## WRITTEN TASK
Could you print every record below exactly as it appears?

## DATASET EXTRACT

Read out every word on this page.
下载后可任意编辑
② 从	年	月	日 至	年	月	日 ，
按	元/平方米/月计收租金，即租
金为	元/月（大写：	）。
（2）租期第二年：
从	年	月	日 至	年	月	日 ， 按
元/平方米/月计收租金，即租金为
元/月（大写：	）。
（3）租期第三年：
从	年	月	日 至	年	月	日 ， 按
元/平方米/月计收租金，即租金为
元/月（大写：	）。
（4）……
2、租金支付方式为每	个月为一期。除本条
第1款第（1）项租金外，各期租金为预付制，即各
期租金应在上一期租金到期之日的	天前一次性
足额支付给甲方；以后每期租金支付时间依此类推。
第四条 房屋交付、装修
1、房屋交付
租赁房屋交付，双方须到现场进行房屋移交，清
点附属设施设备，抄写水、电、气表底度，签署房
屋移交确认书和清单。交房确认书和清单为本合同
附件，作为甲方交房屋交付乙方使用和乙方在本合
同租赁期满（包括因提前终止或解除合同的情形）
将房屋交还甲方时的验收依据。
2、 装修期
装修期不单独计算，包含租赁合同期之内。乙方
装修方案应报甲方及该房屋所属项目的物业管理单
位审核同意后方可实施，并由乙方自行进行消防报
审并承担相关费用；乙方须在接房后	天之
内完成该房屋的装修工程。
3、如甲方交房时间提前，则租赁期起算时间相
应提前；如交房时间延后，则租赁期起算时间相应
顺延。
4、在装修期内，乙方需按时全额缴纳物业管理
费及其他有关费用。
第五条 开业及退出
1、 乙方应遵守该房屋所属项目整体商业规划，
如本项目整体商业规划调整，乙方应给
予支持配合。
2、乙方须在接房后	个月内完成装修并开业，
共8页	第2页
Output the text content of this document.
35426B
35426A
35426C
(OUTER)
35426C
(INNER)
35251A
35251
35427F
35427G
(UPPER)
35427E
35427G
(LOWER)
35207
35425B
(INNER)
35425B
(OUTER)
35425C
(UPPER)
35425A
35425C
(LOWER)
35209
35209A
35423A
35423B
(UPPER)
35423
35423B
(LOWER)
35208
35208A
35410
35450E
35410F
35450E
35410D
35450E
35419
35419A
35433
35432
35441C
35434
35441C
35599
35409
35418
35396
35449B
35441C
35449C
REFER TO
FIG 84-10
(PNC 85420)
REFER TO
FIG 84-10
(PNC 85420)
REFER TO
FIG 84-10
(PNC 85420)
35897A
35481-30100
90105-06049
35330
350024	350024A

## SOLUTION TO THIS TASK
Read out every word on this page.
下载后可任意编辑
② 从	年	月	日 至	年	月	日 ，
按	元/平方米/月计收租金，即租
金为	元/月（大写：	）。
（2）租期第二年：
从	年	月	日 至	年	月	日 ， 按
元/平方米/月计收租金，即租金为
元/月（大写：	）。
（3）租期第三年：
从	年	月	日 至	年	月	日 ， 按
元/平方米/月计收租金，即租金为
元/月（大写：	）。
（4）……
2、租金支付方式为每	个月为一期。除本条
第1款第（1）项租金外，各期租金为预付制，即各
期租金应在上一期租金到期之日的	天前一次性
足额支付给甲方；以后每期租金支付时间依此类推。
第四条 房屋交付、装修
1、房屋交付
租赁房屋交付，双方须到现场进行房屋移交，清
点附属设施设备，抄写水、电、气表底度，签署房
屋移交确认书和清单。交房确认书和清单为本合同
附件，作为甲方交房屋交付乙方使用和乙方在本合
同租赁期满（包括因提前终止或解除合同的情形）
将房屋交还甲方时的验收依据。
2、 装修期
装修期不单独计算，包含租赁合同期之内。乙方
装修方案应报甲方及该房屋所属项目的物业管理单
位审核同意后方可实施，并由乙方自行进行消防报
审并承担相关费用；乙方须在接房后	天之
内完成该房屋的装修工程。
3、如甲方交房时间提前，则租赁期起算时间相
应提前；如交房时间延后，则租赁期起算时间相应
顺延。
4、在装修期内，乙方需按时全额缴纳物业管理
费及其他有关费用。
第五条 开业及退出
1、 乙方应遵守该房屋所属项目整体商业规划，
如本项目整体商业规划调整，乙方应给
予支持配合。
2、乙方须在接房后	个月内完成装修并开业，
共8页	第2页
Output the text content of this document.
35426B
35426A
35426C
(OUTER)
35426C
(INNER)
35251A
35251
35427F
35427G
(UPPER)
35427E
35427G
(LOWER)
35207
35425B
(INNER)
35425B
(OUTER)
35425C
(UPPER)
35425A
35425C
(LOWER)
35209
35209A
35423A
35423B
(UPPER)
35423
35423B
(LOWER)
35208
35208A
35410
35450E
35410F
35450E
35410D
35450E
35419
35419A
35433
35432
35441C
35434
35441C
35599
35409
35418
35396
35449B
35441C
35449C
REFER TO
FIG 84-10
(PNC 85420)
REFER TO
FIG 84-10
(PNC 85420)
REFER TO
FIG 84-10
(PNC 85420)
35897A
35481-30100
90105-06049
35330
350024	350024A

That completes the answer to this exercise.